> _Task details_
Write out the entries below once more, exactly, with the pictures left out.

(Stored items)
· · ·
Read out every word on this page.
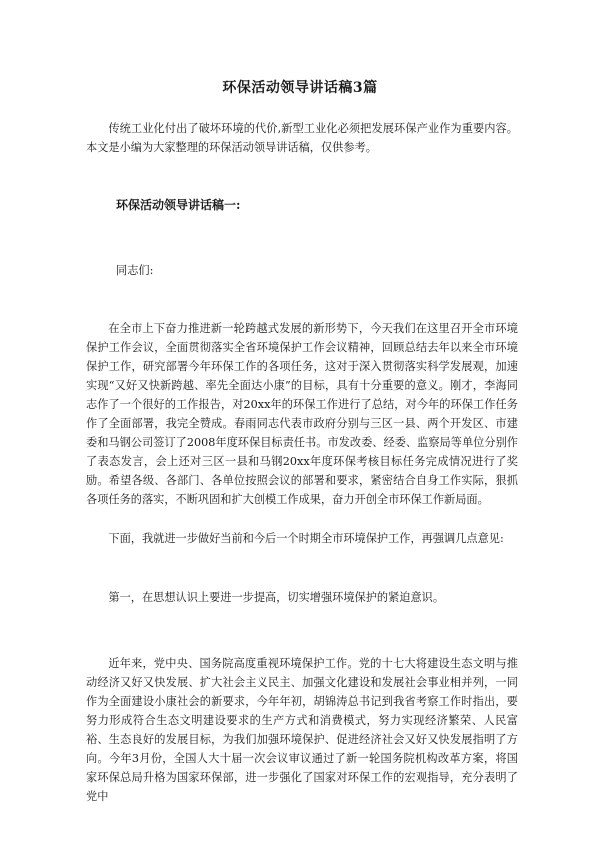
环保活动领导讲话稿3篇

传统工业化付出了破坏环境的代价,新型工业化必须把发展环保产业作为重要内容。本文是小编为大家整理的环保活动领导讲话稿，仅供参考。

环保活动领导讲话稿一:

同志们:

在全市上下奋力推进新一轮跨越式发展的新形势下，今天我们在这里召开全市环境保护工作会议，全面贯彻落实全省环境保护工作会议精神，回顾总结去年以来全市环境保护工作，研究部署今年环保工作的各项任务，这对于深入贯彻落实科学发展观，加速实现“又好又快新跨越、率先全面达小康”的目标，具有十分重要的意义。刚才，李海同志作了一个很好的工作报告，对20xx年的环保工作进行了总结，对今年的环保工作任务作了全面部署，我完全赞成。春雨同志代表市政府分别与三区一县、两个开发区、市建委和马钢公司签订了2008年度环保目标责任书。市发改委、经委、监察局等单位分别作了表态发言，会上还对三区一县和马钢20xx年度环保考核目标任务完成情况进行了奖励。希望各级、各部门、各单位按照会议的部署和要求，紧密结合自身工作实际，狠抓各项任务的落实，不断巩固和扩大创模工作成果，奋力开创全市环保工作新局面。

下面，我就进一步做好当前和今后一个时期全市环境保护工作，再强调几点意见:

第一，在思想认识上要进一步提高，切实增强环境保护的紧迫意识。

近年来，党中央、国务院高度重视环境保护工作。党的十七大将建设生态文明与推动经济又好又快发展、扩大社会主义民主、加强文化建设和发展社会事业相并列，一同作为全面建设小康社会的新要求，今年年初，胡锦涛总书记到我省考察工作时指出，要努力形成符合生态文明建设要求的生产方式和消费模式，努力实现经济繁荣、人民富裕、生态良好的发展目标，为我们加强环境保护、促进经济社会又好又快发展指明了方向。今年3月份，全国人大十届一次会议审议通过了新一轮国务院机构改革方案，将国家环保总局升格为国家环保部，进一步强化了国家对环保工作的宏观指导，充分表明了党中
· · ·
> _Response to this task_
Read out every word on this page.
环保活动领导讲话稿3篇

传统工业化付出了破坏环境的代价,新型工业化必须把发展环保产业作为重要内容。本文是小编为大家整理的环保活动领导讲话稿，仅供参考。

环保活动领导讲话稿一:

同志们:

在全市上下奋力推进新一轮跨越式发展的新形势下，今天我们在这里召开全市环境保护工作会议，全面贯彻落实全省环境保护工作会议精神，回顾总结去年以来全市环境保护工作，研究部署今年环保工作的各项任务，这对于深入贯彻落实科学发展观，加速实现“又好又快新跨越、率先全面达小康”的目标，具有十分重要的意义。刚才，李海同志作了一个很好的工作报告，对20xx年的环保工作进行了总结，对今年的环保工作任务作了全面部署，我完全赞成。春雨同志代表市政府分别与三区一县、两个开发区、市建委和马钢公司签订了2008年度环保目标责任书。市发改委、经委、监察局等单位分别作了表态发言，会上还对三区一县和马钢20xx年度环保考核目标任务完成情况进行了奖励。希望各级、各部门、各单位按照会议的部署和要求，紧密结合自身工作实际，狠抓各项任务的落实，不断巩固和扩大创模工作成果，奋力开创全市环保工作新局面。

下面，我就进一步做好当前和今后一个时期全市环境保护工作，再强调几点意见:

第一，在思想认识上要进一步提高，切实增强环境保护的紧迫意识。

近年来，党中央、国务院高度重视环境保护工作。党的十七大将建设生态文明与推动经济又好又快发展、扩大社会主义民主、加强文化建设和发展社会事业相并列，一同作为全面建设小康社会的新要求，今年年初，胡锦涛总书记到我省考察工作时指出，要努力形成符合生态文明建设要求的生产方式和消费模式，努力实现经济繁荣、人民富裕、生态良好的发展目标，为我们加强环境保护、促进经济社会又好又快发展指明了方向。今年3月份，全国人大十届一次会议审议通过了新一轮国务院机构改革方案，将国家环保总局升格为国家环保部，进一步强化了国家对环保工作的宏观指导，充分表明了党中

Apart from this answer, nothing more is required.